# [Data for this task]

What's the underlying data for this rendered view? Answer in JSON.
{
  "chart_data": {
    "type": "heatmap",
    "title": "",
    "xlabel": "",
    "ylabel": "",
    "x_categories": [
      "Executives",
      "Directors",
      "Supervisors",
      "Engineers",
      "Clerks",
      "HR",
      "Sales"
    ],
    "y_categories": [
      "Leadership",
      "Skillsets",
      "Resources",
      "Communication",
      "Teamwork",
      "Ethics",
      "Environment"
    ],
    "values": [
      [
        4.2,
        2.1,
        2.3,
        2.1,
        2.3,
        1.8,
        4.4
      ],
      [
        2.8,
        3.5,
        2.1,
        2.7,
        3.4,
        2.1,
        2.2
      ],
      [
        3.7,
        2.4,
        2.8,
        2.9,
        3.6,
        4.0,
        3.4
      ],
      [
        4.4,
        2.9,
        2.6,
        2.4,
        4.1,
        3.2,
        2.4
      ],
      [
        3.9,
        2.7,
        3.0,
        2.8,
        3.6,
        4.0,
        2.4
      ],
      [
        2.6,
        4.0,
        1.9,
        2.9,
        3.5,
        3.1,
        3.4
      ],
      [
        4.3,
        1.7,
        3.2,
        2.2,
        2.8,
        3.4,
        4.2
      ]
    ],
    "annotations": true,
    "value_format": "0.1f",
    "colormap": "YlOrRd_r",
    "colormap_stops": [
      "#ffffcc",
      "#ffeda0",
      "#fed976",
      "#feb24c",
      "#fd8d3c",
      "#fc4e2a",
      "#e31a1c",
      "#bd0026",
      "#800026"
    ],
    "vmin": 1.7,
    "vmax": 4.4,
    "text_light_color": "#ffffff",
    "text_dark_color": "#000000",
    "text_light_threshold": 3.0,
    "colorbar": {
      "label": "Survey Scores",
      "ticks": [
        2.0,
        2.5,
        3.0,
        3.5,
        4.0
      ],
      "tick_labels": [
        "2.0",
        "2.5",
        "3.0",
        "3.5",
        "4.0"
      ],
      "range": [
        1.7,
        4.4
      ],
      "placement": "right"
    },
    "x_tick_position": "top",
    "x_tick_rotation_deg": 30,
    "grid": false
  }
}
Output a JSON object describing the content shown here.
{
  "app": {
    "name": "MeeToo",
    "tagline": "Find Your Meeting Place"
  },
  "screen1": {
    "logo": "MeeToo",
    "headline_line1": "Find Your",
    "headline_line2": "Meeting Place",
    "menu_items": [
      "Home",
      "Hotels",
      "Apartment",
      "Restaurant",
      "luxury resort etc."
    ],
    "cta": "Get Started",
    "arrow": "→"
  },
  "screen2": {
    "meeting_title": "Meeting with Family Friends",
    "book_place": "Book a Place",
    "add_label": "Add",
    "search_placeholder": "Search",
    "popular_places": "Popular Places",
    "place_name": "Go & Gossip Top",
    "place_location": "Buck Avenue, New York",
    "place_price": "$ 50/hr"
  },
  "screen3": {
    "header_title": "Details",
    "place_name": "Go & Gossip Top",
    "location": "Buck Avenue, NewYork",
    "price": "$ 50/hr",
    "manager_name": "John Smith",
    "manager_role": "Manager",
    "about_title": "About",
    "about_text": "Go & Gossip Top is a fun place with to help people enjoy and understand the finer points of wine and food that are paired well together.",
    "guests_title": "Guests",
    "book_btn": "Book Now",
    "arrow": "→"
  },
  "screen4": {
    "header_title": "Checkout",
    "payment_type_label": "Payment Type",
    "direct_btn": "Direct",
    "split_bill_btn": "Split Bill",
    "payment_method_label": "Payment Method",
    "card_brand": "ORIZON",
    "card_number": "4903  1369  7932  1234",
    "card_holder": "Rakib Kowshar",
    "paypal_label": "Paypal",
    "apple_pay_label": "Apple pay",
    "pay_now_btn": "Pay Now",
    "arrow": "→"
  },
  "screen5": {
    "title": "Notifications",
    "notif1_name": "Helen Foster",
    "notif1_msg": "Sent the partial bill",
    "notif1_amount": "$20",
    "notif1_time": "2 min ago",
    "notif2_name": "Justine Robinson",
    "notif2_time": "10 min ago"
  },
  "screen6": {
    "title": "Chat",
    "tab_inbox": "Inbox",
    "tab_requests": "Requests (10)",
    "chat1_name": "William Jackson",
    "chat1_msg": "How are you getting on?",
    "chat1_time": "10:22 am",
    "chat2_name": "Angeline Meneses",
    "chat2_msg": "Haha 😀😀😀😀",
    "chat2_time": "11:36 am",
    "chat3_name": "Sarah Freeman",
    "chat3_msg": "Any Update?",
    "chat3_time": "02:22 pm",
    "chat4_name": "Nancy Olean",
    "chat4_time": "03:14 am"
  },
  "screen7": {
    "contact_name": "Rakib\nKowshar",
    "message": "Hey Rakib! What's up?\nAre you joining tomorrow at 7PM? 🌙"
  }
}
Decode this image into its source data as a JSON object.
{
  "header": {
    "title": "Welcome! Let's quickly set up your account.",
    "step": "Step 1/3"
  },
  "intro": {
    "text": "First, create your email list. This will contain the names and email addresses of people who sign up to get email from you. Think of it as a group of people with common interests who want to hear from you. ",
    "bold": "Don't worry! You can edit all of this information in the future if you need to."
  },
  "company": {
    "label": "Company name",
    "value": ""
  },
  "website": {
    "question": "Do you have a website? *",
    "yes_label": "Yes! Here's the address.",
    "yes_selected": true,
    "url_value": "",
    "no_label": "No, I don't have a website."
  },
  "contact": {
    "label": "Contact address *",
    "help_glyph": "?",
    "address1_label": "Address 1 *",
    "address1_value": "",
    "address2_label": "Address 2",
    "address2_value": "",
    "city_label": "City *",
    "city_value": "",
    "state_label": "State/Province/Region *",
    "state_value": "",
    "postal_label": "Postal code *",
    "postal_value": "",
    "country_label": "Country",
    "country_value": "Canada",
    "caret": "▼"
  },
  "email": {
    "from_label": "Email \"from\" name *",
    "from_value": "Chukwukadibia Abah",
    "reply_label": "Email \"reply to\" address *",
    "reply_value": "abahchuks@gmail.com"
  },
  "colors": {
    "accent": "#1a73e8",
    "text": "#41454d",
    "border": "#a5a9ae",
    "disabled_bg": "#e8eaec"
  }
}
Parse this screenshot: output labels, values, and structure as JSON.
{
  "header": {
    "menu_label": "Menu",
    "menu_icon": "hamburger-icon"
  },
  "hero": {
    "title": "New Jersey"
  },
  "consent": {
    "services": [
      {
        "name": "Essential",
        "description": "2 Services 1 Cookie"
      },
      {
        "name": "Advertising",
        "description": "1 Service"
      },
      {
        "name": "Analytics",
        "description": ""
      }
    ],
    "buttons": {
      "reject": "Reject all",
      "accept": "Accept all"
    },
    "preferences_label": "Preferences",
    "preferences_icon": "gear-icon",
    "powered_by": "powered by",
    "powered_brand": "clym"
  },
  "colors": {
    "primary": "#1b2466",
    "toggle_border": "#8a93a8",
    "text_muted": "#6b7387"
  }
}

# [Given request]
Exactly as shown above, return every record.

# [Answer in full]
What's the underlying data for this rendered view? Answer in JSON.
{
  "chart_data": {
    "type": "heatmap",
    "title": "",
    "xlabel": "",
    "ylabel": "",
    "x_categories": [
      "Executives",
      "Directors",
      "Supervisors",
      "Engineers",
      "Clerks",
      "HR",
      "Sales"
    ],
    "y_categories": [
      "Leadership",
      "Skillsets",
      "Resources",
      "Communication",
      "Teamwork",
      "Ethics",
      "Environment"
    ],
    "values": [
      [
        4.2,
        2.1,
        2.3,
        2.1,
        2.3,
        1.8,
        4.4
      ],
      [
        2.8,
        3.5,
        2.1,
        2.7,
        3.4,
        2.1,
        2.2
      ],
      [
        3.7,
        2.4,
        2.8,
        2.9,
        3.6,
        4.0,
        3.4
      ],
      [
        4.4,
        2.9,
        2.6,
        2.4,
        4.1,
        3.2,
        2.4
      ],
      [
        3.9,
        2.7,
        3.0,
        2.8,
        3.6,
        4.0,
        2.4
      ],
      [
        2.6,
        4.0,
        1.9,
        2.9,
        3.5,
        3.1,
        3.4
      ],
      [
        4.3,
        1.7,
        3.2,
        2.2,
        2.8,
        3.4,
        4.2
      ]
    ],
    "annotations": true,
    "value_format": "0.1f",
    "colormap": "YlOrRd_r",
    "colormap_stops": [
      "#ffffcc",
      "#ffeda0",
      "#fed976",
      "#feb24c",
      "#fd8d3c",
      "#fc4e2a",
      "#e31a1c",
      "#bd0026",
      "#800026"
    ],
    "vmin": 1.7,
    "vmax": 4.4,
    "text_light_color": "#ffffff",
    "text_dark_color": "#000000",
    "text_light_threshold": 3.0,
    "colorbar": {
      "label": "Survey Scores",
      "ticks": [
        2.0,
        2.5,
        3.0,
        3.5,
        4.0
      ],
      "tick_labels": [
        "2.0",
        "2.5",
        "3.0",
        "3.5",
        "4.0"
      ],
      "range": [
        1.7,
        4.4
      ],
      "placement": "right"
    },
    "x_tick_position": "top",
    "x_tick_rotation_deg": 30,
    "grid": false
  }
}
Output a JSON object describing the content shown here.
{
  "app": {
    "name": "MeeToo",
    "tagline": "Find Your Meeting Place"
  },
  "screen1": {
    "logo": "MeeToo",
    "headline_line1": "Find Your",
    "headline_line2": "Meeting Place",
    "menu_items": [
      "Home",
      "Hotels",
      "Apartment",
      "Restaurant",
      "luxury resort etc."
    ],
    "cta": "Get Started",
    "arrow": "→"
  },
  "screen2": {
    "meeting_title": "Meeting with Family Friends",
    "book_place": "Book a Place",
    "add_label": "Add",
    "search_placeholder": "Search",
    "popular_places": "Popular Places",
    "place_name": "Go & Gossip Top",
    "place_location": "Buck Avenue, New York",
    "place_price": "$ 50/hr"
  },
  "screen3": {
    "header_title": "Details",
    "place_name": "Go & Gossip Top",
    "location": "Buck Avenue, NewYork",
    "price": "$ 50/hr",
    "manager_name": "John Smith",
    "manager_role": "Manager",
    "about_title": "About",
    "about_text": "Go & Gossip Top is a fun place with to help people enjoy and understand the finer points of wine and food that are paired well together.",
    "guests_title": "Guests",
    "book_btn": "Book Now",
    "arrow": "→"
  },
  "screen4": {
    "header_title": "Checkout",
    "payment_type_label": "Payment Type",
    "direct_btn": "Direct",
    "split_bill_btn": "Split Bill",
    "payment_method_label": "Payment Method",
    "card_brand": "ORIZON",
    "card_number": "4903  1369  7932  1234",
    "card_holder": "Rakib Kowshar",
    "paypal_label": "Paypal",
    "apple_pay_label": "Apple pay",
    "pay_now_btn": "Pay Now",
    "arrow": "→"
  },
  "screen5": {
    "title": "Notifications",
    "notif1_name": "Helen Foster",
    "notif1_msg": "Sent the partial bill",
    "notif1_amount": "$20",
    "notif1_time": "2 min ago",
    "notif2_name": "Justine Robinson",
    "notif2_time": "10 min ago"
  },
  "screen6": {
    "title": "Chat",
    "tab_inbox": "Inbox",
    "tab_requests": "Requests (10)",
    "chat1_name": "William Jackson",
    "chat1_msg": "How are you getting on?",
    "chat1_time": "10:22 am",
    "chat2_name": "Angeline Meneses",
    "chat2_msg": "Haha 😀😀😀😀",
    "chat2_time": "11:36 am",
    "chat3_name": "Sarah Freeman",
    "chat3_msg": "Any Update?",
    "chat3_time": "02:22 pm",
    "chat4_name": "Nancy Olean",
    "chat4_time": "03:14 am"
  },
  "screen7": {
    "contact_name": "Rakib\nKowshar",
    "message": "Hey Rakib! What's up?\nAre you joining tomorrow at 7PM? 🌙"
  }
}
Decode this image into its source data as a JSON object.
{
  "header": {
    "title": "Welcome! Let's quickly set up your account.",
    "step": "Step 1/3"
  },
  "intro": {
    "text": "First, create your email list. This will contain the names and email addresses of people who sign up to get email from you. Think of it as a group of people with common interests who want to hear from you. ",
    "bold": "Don't worry! You can edit all of this information in the future if you need to."
  },
  "company": {
    "label": "Company name",
    "value": ""
  },
  "website": {
    "question": "Do you have a website? *",
    "yes_label": "Yes! Here's the address.",
    "yes_selected": true,
    "url_value": "",
    "no_label": "No, I don't have a website."
  },
  "contact": {
    "label": "Contact address *",
    "help_glyph": "?",
    "address1_label": "Address 1 *",
    "address1_value": "",
    "address2_label": "Address 2",
    "address2_value": "",
    "city_label": "City *",
    "city_value": "",
    "state_label": "State/Province/Region *",
    "state_value": "",
    "postal_label": "Postal code *",
    "postal_value": "",
    "country_label": "Country",
    "country_value": "Canada",
    "caret": "▼"
  },
  "email": {
    "from_label": "Email \"from\" name *",
    "from_value": "Chukwukadibia Abah",
    "reply_label": "Email \"reply to\" address *",
    "reply_value": "abahchuks@gmail.com"
  },
  "colors": {
    "accent": "#1a73e8",
    "text": "#41454d",
    "border": "#a5a9ae",
    "disabled_bg": "#e8eaec"
  }
}
Parse this screenshot: output labels, values, and structure as JSON.
{
  "header": {
    "menu_label": "Menu",
    "menu_icon": "hamburger-icon"
  },
  "hero": {
    "title": "New Jersey"
  },
  "consent": {
    "services": [
      {
        "name": "Essential",
        "description": "2 Services 1 Cookie"
      },
      {
        "name": "Advertising",
        "description": "1 Service"
      },
      {
        "name": "Analytics",
        "description": ""
      }
    ],
    "buttons": {
      "reject": "Reject all",
      "accept": "Accept all"
    },
    "preferences_label": "Preferences",
    "preferences_icon": "gear-icon",
    "powered_by": "powered by",
    "powered_brand": "clym"
  },
  "colors": {
    "primary": "#1b2466",
    "toggle_border": "#8a93a8",
    "text_muted": "#6b7387"
  }
}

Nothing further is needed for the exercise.